INSTRUCTIONS FOR THE TASK: Records follow. Select each line holding "waveform".

Extracted records:

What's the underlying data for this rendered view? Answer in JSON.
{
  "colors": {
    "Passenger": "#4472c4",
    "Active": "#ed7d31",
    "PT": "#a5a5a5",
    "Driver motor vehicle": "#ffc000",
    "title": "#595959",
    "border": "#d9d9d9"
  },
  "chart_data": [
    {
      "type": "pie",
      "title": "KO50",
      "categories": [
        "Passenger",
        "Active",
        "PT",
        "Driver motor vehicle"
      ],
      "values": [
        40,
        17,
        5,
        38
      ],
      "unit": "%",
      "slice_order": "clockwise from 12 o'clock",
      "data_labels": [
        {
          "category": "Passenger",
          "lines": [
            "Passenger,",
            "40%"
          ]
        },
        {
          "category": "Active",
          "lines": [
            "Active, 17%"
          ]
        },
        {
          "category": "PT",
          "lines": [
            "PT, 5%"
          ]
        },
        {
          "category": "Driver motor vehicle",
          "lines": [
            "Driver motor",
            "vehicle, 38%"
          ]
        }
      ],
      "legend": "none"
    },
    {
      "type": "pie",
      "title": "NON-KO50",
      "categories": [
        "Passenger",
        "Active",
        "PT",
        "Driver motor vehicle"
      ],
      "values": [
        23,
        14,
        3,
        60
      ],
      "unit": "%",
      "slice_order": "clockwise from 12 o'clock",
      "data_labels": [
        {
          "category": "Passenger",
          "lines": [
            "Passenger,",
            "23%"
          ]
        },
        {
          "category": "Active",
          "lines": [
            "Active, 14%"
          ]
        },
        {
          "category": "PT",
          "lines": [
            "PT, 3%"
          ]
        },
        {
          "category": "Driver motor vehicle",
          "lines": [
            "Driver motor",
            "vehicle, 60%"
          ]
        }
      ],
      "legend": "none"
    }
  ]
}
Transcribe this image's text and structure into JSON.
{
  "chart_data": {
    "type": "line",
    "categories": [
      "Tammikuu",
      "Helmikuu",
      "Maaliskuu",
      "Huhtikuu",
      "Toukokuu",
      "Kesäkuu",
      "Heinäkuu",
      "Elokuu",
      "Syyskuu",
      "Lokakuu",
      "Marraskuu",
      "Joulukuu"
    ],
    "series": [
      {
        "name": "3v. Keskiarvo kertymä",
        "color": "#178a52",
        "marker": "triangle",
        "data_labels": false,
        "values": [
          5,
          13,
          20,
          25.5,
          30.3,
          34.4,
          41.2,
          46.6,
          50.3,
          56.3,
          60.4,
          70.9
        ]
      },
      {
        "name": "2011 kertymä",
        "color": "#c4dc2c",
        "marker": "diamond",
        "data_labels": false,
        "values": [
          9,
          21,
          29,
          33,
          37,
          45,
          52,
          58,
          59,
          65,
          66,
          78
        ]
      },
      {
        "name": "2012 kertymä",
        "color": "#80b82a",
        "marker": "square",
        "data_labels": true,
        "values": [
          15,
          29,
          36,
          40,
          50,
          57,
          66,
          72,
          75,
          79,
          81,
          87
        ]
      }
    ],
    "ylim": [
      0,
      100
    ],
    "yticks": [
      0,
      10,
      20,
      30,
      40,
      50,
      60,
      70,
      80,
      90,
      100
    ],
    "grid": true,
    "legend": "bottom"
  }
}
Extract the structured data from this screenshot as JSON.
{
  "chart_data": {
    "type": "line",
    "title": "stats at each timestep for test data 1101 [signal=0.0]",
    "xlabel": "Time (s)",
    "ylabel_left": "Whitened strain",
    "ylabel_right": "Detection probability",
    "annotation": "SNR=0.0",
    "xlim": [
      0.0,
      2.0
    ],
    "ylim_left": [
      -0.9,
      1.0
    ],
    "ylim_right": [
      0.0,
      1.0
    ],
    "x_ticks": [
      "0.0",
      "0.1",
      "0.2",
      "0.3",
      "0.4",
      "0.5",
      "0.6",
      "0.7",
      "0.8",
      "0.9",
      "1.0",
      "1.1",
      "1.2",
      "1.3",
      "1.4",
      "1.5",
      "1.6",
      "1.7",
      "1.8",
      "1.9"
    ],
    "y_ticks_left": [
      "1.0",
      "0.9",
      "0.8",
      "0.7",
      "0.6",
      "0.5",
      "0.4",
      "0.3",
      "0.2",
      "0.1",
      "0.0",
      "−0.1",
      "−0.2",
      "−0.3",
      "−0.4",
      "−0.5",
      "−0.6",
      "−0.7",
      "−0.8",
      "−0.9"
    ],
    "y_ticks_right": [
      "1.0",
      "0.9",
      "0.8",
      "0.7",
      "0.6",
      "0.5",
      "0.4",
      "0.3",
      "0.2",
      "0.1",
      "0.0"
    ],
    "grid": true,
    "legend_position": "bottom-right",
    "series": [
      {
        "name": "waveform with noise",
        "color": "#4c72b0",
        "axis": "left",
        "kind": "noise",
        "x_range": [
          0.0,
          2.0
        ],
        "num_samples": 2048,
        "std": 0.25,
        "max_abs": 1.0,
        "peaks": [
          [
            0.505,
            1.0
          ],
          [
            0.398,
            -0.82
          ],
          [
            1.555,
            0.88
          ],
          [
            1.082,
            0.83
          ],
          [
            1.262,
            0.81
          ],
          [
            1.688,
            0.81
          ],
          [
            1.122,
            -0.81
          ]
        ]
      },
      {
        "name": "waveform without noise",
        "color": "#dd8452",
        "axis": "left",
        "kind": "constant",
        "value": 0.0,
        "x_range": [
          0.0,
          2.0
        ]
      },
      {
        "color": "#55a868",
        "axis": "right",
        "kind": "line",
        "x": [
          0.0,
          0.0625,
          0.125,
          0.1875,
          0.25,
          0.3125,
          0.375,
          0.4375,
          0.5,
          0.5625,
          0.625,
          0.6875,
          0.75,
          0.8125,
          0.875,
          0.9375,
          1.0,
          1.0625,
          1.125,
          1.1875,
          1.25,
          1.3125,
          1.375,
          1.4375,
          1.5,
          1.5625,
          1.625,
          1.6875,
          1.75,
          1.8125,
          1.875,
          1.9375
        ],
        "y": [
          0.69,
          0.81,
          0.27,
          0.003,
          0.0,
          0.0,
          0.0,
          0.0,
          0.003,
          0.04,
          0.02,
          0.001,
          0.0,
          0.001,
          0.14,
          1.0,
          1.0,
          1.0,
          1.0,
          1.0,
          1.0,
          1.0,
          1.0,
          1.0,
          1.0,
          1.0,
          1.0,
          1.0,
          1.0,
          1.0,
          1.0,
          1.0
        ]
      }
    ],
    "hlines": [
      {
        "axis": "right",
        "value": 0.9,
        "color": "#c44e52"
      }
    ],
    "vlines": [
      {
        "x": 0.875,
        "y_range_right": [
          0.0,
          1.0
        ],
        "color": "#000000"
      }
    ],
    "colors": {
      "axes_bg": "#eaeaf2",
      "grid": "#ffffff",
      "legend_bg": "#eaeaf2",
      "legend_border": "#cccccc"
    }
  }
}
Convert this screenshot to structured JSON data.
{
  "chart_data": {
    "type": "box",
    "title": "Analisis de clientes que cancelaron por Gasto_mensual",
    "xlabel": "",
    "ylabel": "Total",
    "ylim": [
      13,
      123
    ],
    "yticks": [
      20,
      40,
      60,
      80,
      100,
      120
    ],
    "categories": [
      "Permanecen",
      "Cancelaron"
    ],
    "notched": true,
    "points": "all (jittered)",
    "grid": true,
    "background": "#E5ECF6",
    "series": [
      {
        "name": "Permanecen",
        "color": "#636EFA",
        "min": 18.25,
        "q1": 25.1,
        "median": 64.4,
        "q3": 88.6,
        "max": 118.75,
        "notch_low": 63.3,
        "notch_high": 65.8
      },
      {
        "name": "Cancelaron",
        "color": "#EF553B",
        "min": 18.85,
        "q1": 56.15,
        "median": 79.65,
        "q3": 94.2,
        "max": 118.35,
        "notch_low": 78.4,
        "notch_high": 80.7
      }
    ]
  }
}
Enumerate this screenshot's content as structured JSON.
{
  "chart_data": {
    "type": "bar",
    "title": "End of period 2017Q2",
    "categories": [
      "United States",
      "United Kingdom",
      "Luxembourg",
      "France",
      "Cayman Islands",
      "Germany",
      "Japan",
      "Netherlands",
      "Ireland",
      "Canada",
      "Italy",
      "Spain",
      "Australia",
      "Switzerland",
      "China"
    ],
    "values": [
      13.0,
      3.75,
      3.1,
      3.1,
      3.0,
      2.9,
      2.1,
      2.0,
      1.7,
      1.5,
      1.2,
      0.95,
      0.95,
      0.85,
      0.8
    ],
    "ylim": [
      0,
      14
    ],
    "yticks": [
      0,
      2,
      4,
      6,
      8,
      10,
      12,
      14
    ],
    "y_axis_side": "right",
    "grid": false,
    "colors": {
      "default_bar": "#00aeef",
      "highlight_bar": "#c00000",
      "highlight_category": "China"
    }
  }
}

RESPONSE TO THE EXERCISE:
        "name": "waveform with noise",
        "name": "waveform without noise",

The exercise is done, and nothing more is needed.